-- BEGIN --

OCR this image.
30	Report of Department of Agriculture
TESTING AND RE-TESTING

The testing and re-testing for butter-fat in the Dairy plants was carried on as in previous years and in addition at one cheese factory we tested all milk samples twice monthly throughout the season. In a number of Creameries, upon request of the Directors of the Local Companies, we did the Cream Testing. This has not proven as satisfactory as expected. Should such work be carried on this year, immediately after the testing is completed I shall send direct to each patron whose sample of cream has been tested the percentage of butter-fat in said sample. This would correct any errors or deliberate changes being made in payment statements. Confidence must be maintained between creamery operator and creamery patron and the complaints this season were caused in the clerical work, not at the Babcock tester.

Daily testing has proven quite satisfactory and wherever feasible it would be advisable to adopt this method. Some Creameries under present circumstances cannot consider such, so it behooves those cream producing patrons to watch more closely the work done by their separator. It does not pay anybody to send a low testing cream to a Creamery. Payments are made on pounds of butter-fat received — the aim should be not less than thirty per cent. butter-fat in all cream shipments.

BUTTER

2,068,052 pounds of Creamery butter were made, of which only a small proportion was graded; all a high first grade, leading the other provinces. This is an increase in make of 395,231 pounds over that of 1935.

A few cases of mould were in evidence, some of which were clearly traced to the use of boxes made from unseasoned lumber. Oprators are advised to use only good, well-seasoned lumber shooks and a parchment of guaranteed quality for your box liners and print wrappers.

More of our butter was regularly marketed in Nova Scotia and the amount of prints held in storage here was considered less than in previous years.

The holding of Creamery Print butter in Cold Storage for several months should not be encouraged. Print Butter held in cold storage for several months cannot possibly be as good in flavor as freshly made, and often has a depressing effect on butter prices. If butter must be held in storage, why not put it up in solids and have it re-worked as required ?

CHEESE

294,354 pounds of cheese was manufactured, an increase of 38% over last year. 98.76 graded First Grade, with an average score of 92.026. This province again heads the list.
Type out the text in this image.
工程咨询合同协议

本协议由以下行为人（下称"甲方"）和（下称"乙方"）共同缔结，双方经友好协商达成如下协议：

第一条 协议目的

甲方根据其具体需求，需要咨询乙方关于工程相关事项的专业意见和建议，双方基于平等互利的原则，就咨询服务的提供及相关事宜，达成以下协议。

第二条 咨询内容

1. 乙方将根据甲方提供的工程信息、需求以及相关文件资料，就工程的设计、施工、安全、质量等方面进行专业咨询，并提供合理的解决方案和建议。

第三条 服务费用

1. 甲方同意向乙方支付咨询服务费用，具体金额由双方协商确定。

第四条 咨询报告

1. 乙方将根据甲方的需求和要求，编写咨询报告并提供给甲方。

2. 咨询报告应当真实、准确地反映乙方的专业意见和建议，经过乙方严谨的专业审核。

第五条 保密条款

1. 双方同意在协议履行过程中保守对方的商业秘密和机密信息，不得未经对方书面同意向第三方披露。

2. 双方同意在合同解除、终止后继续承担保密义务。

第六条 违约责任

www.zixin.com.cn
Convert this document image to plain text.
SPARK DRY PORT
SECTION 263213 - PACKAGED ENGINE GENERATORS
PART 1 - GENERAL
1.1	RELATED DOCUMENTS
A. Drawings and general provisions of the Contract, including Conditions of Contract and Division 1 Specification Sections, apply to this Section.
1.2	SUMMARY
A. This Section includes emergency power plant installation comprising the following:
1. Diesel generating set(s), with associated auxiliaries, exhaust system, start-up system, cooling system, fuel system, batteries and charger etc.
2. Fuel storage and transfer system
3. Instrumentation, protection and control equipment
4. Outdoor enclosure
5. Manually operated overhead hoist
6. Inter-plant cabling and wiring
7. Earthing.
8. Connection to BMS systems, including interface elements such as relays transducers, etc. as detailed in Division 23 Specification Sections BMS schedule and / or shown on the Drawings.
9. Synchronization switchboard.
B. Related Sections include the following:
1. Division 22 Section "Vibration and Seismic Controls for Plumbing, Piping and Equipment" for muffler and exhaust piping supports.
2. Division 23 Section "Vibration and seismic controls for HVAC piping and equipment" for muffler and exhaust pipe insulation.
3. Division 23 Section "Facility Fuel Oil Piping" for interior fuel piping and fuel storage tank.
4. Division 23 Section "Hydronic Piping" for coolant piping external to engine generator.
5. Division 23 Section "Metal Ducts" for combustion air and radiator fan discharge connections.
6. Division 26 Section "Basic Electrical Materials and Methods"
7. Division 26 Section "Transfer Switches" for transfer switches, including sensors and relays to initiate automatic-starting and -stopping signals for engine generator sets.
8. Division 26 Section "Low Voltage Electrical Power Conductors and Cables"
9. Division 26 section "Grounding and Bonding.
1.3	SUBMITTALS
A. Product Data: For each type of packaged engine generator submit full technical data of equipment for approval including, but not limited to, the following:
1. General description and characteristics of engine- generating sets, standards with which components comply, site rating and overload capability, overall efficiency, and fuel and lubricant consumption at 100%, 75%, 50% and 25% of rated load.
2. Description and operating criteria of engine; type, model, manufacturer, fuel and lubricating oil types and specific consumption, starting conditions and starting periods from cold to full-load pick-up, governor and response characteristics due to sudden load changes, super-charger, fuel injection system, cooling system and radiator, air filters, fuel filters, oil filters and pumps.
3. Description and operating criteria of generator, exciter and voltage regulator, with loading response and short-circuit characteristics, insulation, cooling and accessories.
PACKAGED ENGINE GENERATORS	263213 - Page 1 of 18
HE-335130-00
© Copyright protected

-- END --

_Aim_:
Take every line above carrying "operating" and return it.

_In response_:
2. Description and operating criteria of engine; type, model, manufacturer, fuel and lubricating oil types and specific consumption, starting conditions and starting periods from cold to full-load pick-up, governor and response characteristics due to sudden load changes, super-charger, fuel injection system, cooling system and radiator, air filters, fuel filters, oil filters and pumps.
3. Description and operating criteria of generator, exciter and voltage regulator, with loading response and short-circuit characteristics, insulation, cooling and accessories.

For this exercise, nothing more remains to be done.